**Input records:**
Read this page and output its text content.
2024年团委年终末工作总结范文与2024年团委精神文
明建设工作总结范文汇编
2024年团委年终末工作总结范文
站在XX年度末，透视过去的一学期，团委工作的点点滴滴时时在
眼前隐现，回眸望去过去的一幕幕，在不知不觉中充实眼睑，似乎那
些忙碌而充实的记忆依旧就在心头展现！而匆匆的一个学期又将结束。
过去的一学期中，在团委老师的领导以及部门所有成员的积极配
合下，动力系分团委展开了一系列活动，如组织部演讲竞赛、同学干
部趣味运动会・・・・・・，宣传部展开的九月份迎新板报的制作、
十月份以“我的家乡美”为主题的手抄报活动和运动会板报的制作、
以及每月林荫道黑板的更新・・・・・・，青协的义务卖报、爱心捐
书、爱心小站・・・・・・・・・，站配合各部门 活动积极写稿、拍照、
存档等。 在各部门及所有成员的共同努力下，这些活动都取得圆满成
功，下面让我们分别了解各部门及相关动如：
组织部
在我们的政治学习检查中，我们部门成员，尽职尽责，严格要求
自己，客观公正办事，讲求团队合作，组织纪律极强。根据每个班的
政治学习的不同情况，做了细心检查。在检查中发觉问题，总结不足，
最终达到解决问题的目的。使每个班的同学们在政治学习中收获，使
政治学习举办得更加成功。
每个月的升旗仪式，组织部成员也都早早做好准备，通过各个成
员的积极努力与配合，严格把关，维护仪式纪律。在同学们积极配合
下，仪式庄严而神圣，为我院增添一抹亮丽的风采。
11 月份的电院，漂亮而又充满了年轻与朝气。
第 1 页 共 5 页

**Given exercise:** Quote the entire listing above exactly.

**The completed task:**
Read this page and output its text content.
2024年团委年终末工作总结范文与2024年团委精神文
明建设工作总结范文汇编
2024年团委年终末工作总结范文
站在XX年度末，透视过去的一学期，团委工作的点点滴滴时时在
眼前隐现，回眸望去过去的一幕幕，在不知不觉中充实眼睑，似乎那
些忙碌而充实的记忆依旧就在心头展现！而匆匆的一个学期又将结束。
过去的一学期中，在团委老师的领导以及部门所有成员的积极配
合下，动力系分团委展开了一系列活动，如组织部演讲竞赛、同学干
部趣味运动会・・・・・・，宣传部展开的九月份迎新板报的制作、
十月份以“我的家乡美”为主题的手抄报活动和运动会板报的制作、
以及每月林荫道黑板的更新・・・・・・，青协的义务卖报、爱心捐
书、爱心小站・・・・・・・・・，站配合各部门 活动积极写稿、拍照、
存档等。 在各部门及所有成员的共同努力下，这些活动都取得圆满成
功，下面让我们分别了解各部门及相关动如：
组织部
在我们的政治学习检查中，我们部门成员，尽职尽责，严格要求
自己，客观公正办事，讲求团队合作，组织纪律极强。根据每个班的
政治学习的不同情况，做了细心检查。在检查中发觉问题，总结不足，
最终达到解决问题的目的。使每个班的同学们在政治学习中收获，使
政治学习举办得更加成功。
每个月的升旗仪式，组织部成员也都早早做好准备，通过各个成
员的积极努力与配合，严格把关，维护仪式纪律。在同学们积极配合
下，仪式庄严而神圣，为我院增添一抹亮丽的风采。
11 月份的电院，漂亮而又充满了年轻与朝气。
第 1 页 共 5 页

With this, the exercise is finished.